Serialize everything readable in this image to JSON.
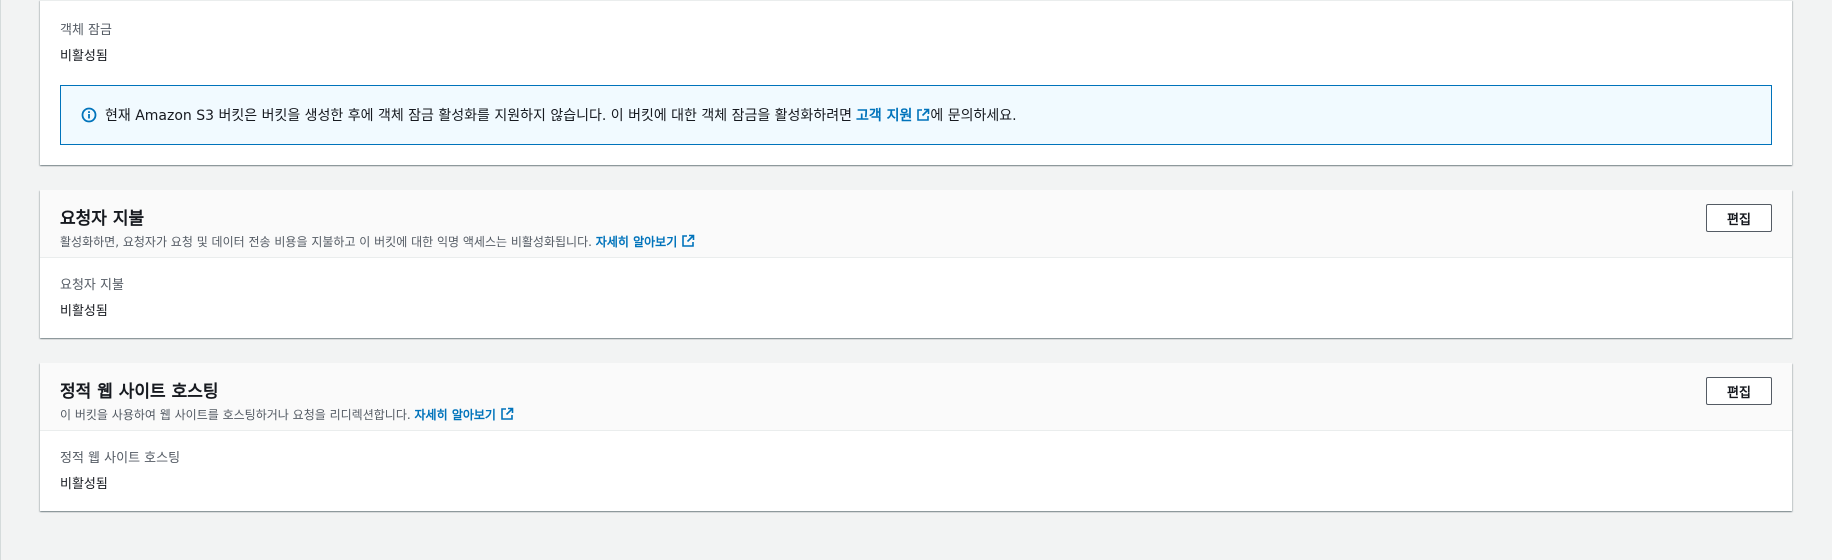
{
  "object_lock": {
    "label": "객체 잠금",
    "value": "비활성됨",
    "info": {
      "text_before": "현재 Amazon S3 버킷은 버킷을 생성한 후에 객체 잠금 활성화를 지원하지 않습니다. 이 버킷에 대한 객체 잠금을 활성화하려면",
      "link": "고객 지원",
      "text_after": "에 문의하세요.",
      "icon": "info-icon"
    }
  },
  "requester_pays": {
    "title": "요청자 지불",
    "description": "활성화하면, 요청자가 요청 및 데이터 전송 비용을 지불하고 이 버킷에 대한 익명 액세스는 비활성화됩니다.",
    "learn_more": "자세히 알아보기",
    "edit_label": "편집",
    "label": "요청자 지불",
    "value": "비활성됨"
  },
  "static_hosting": {
    "title": "정적 웹 사이트 호스팅",
    "description": "이 버킷을 사용하여 웹 사이트를 호스팅하거나 요청을 리디렉션합니다.",
    "learn_more": "자세히 알아보기",
    "edit_label": "편집",
    "label": "정적 웹 사이트 호스팅",
    "value": "비활성됨"
  },
  "colors": {
    "link": "#0073bb",
    "info_border": "#0073bb",
    "info_bg": "#f1faff",
    "page_bg": "#f2f3f3"
  }
}
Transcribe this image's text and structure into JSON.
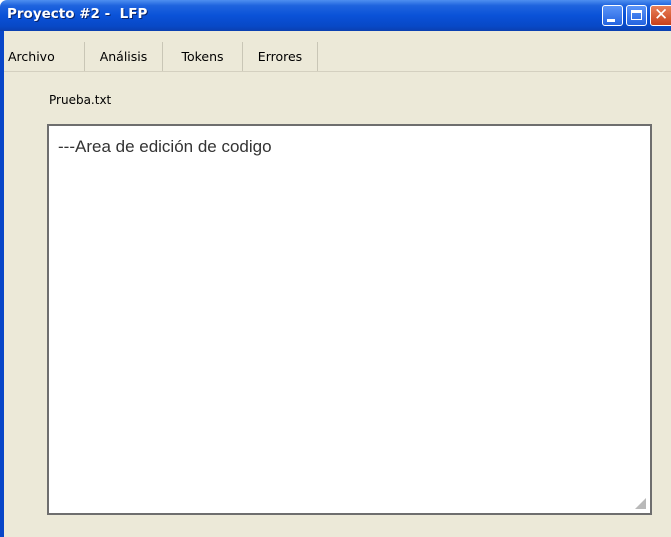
{
  "window": {
    "title": "Proyecto #2 -  LFP"
  },
  "menu": {
    "items": [
      {
        "label": "Archivo"
      },
      {
        "label": "Análisis"
      },
      {
        "label": "Tokens"
      },
      {
        "label": "Errores"
      }
    ]
  },
  "file": {
    "name": "Prueba.txt"
  },
  "editor": {
    "content": "---Area de edición de codigo"
  },
  "colors": {
    "titlebar": "#0a52d8",
    "window_body": "#ece9d8",
    "editor_bg": "#ffffff"
  }
}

• [YOUR INSTRUCTIONS] Print every entry exactly as written, without the pictures.

• [SOLVED PROBLEM]
Serialize everything readable in this image to JSON.
{
  "object_lock": {
    "label": "객체 잠금",
    "value": "비활성됨",
    "info": {
      "text_before": "현재 Amazon S3 버킷은 버킷을 생성한 후에 객체 잠금 활성화를 지원하지 않습니다. 이 버킷에 대한 객체 잠금을 활성화하려면",
      "link": "고객 지원",
      "text_after": "에 문의하세요.",
      "icon": "info-icon"
    }
  },
  "requester_pays": {
    "title": "요청자 지불",
    "description": "활성화하면, 요청자가 요청 및 데이터 전송 비용을 지불하고 이 버킷에 대한 익명 액세스는 비활성화됩니다.",
    "learn_more": "자세히 알아보기",
    "edit_label": "편집",
    "label": "요청자 지불",
    "value": "비활성됨"
  },
  "static_hosting": {
    "title": "정적 웹 사이트 호스팅",
    "description": "이 버킷을 사용하여 웹 사이트를 호스팅하거나 요청을 리디렉션합니다.",
    "learn_more": "자세히 알아보기",
    "edit_label": "편집",
    "label": "정적 웹 사이트 호스팅",
    "value": "비활성됨"
  },
  "colors": {
    "link": "#0073bb",
    "info_border": "#0073bb",
    "info_bg": "#f1faff",
    "page_bg": "#f2f3f3"
  }
}
Transcribe this image's text and structure into JSON.
{
  "window": {
    "title": "Proyecto #2 -  LFP"
  },
  "menu": {
    "items": [
      {
        "label": "Archivo"
      },
      {
        "label": "Análisis"
      },
      {
        "label": "Tokens"
      },
      {
        "label": "Errores"
      }
    ]
  },
  "file": {
    "name": "Prueba.txt"
  },
  "editor": {
    "content": "---Area de edición de codigo"
  },
  "colors": {
    "titlebar": "#0a52d8",
    "window_body": "#ece9d8",
    "editor_bg": "#ffffff"
  }
}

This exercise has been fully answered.